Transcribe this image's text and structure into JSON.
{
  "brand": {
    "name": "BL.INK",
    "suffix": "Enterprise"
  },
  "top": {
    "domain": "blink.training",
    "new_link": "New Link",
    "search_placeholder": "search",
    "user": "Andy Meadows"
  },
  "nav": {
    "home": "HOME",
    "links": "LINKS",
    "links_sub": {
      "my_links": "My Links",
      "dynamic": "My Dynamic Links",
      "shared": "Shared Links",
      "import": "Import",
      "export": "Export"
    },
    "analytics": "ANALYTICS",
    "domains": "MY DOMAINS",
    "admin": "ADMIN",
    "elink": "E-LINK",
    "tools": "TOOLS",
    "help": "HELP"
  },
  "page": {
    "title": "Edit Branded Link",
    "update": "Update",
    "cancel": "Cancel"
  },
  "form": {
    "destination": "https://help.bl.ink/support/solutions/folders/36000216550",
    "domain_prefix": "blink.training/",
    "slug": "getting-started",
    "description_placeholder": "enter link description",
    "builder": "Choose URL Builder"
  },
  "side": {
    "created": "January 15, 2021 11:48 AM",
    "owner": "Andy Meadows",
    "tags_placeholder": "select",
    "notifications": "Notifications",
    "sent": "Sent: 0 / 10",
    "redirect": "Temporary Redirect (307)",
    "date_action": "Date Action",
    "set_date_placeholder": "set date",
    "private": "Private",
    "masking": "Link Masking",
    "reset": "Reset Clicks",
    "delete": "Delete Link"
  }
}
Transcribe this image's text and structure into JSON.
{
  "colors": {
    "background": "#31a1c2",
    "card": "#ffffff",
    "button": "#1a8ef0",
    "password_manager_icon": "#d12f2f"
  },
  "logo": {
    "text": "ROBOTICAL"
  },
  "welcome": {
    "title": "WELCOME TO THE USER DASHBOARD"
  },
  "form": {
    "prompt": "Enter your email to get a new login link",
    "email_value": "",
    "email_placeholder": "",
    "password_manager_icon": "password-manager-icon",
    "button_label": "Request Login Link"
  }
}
==*==
Scan the material above for the string "Meadows" and return the lines that hold it.

    "user": "Andy Meadows"
    "owner": "Andy Meadows",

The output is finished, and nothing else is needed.